-- start of Records shown --
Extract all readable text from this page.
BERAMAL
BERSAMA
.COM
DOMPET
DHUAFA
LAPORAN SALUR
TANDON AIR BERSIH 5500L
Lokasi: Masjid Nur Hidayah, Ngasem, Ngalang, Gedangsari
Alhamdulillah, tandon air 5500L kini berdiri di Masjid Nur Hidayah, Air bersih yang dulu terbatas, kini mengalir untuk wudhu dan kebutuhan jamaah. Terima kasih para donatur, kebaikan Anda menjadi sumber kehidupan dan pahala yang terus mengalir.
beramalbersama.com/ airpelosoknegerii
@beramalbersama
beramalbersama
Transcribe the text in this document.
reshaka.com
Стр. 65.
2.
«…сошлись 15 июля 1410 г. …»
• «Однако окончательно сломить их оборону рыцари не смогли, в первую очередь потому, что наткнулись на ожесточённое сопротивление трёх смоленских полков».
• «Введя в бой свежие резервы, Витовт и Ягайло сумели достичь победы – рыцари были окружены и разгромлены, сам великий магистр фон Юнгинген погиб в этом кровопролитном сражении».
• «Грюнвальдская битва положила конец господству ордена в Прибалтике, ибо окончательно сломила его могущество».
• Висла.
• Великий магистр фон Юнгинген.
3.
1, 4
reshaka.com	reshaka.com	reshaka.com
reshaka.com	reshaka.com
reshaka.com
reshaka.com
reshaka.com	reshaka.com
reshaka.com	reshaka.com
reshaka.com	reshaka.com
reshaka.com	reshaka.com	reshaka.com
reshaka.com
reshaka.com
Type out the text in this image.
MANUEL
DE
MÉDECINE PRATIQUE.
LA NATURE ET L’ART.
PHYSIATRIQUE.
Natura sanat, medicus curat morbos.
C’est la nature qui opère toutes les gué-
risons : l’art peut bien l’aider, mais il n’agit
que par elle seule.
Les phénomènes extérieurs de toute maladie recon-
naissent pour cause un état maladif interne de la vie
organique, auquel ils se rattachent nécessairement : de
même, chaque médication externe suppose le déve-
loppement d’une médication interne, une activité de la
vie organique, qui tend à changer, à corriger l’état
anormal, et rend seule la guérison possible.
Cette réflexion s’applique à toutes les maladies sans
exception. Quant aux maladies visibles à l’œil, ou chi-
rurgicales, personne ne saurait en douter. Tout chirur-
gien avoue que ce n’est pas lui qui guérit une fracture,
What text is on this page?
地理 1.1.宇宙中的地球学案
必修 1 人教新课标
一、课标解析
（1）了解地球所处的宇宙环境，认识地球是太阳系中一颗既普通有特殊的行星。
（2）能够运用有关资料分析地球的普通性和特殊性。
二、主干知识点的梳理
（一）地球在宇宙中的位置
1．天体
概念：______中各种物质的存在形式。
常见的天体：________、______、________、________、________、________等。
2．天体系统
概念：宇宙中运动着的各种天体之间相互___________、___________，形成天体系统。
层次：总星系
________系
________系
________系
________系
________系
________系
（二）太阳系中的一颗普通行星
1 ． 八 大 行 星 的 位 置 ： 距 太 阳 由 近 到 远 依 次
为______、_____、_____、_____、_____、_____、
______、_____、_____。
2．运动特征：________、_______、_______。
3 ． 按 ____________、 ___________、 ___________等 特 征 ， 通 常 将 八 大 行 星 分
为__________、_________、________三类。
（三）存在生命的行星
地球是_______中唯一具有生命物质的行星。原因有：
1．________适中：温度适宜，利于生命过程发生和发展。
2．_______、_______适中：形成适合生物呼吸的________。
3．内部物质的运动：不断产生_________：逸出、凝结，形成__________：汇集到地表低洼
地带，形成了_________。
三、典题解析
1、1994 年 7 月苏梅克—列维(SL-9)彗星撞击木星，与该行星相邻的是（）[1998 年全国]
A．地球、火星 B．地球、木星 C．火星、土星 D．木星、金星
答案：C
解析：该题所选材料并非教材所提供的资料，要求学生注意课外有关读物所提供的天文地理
-- end of Records shown --
## What to produce
Scan the entries above for the word "toutes" and collect each line holding it.

## The result
C’est la nature qui opère toutes les gué-
Cette réflexion s’applique à toutes les maladies sans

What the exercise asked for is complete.